And she adds: “He was bragging in pubs about how he’d killed our daughter and got away with the perfect murder.

“I was incensed.”

Violent tendencies


Dunlop had a history of violence and was arrested several times over the years. Eight years after Julie’s murder, in 1997, he was jailed for seven years after stabbing an ex-girlfriend and beating her new partner with a baseball bat.

Despite being in prison, he continued to threaten his ex, even sending her a letter, detailing how he would do what he had done to Julie when he was released.

Dunlop’s ex even took the letter to police but there was little they could do. As he had been cleared of murdering Julie, the double jeopardy law – which dates back to the Middle Ages – ruled that a person acquitted by a jury could not be tried again on the same charge, even if new evidence came to light.

Detectives tried to get more evidence by running a covert operation in the prison. Dunlop was later convicted of perjury and sentenced for six years after bragging to a female prison officer, who was wearing a wire, that he had strangled Julie.

Ann says of the perjury conviction: “It was very poor substitute.”

One-man band

A dedicated nurse and devoted wife, mother and grandmother, Ann Ming had no background in law.

So when she announced her plan to overturn the 800-year double jeopardy law there were countless people who doubted she could do it – even members of her own family.


Some people even tried to actively stop her. But softly-spoken Ann was undeterred in her unrelenting campaign to seek justice for her murdered daughter.

“I think people thought I had a team of lawyers backing me," she says.

“I was just a one-man band, writing letters into the night.”

She also reveals the bizarre encounter she had with a stranger who claimed that she could see Julie standing next to her – more than three decades after her death – congratulating her mum.

Ann says: “I was doing some training for some victim support counsellors, shortly after the law had been changed.

“Afterwards, this counsellor came up to me and told me she was medium and told me the whole time I was giving my talk, Julie was stood beside me.

“She told me Julie was so proud of me for what I had done and said, ‘well done, Mam.’ She said Julie was holding a bunch of pink carnations, which were her favourite flower.

“She could not have known that. I didn’t know this woman. I’d never seen her before.”

**Written request A**
In the article about Ann Ming, why could the police do little when Dunlop's ex brought them his letter? Answer in one to three sentences.
**Written request B**
Carry on the article about Ann Ming's campaign from the point where it stops.
The material after this point is separate from the article about Ann Ming.

**Provided material**
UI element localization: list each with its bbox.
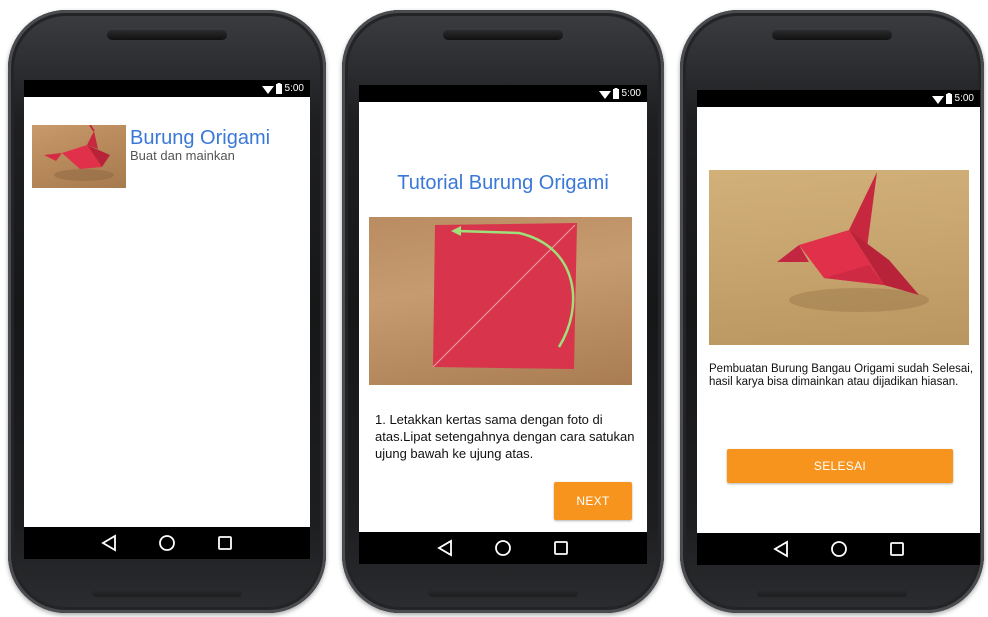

**Right answer A**
Dunlop had already been cleared of murdering Julie. Under the double jeopardy law, a person acquitted by a jury could not be tried again on the same charge, even if new evidence came to light.

**Right answer B**
She adds: “It was so strange. It was nice though, a bit of comfort.”

Ann also reveals that after Julie’s death, she sought solace in another medium who told her: “Your daughter wanted you to find her, she couldn’t see you suffer any longer.”

Changing the law


During her campaign, Ann wrote to her MP, who later got her a meeting with the then home secretary Jack Straw.

She also met then-Attorney General Lord Goldsmith and other members of the House of Lords to argue her case.

Ann recalls many “lawyers and police were against her fight” because they thought it might open the floodgates if the law changed.

And she admits even her late husband Charlie, Julie's dad, who died from dementia aged 88 in 2013, doubted her chances.

Ann says: “I always thought he was stronger than me. He didn’t handle things very well. He never got over losing Julie.

“He said, ‘what are you going to do if they knock you back?’ I said, ‘I’m not going to think like that.’ I didn’t listen to anybody and I’m glad about I carried on.”

She adds: “I thought common sense has got to prevail.”

Ann was at the Old Bailey to see Dunlop jailed after he pleaded guilty but another mystery, featured in the programme, still surrounds the case.

Just a few months before Julie’s disappearance, in June 1989, Tina Bell, 18, went missing from the town of Billingham, in an area then dubbed the Murder Mile.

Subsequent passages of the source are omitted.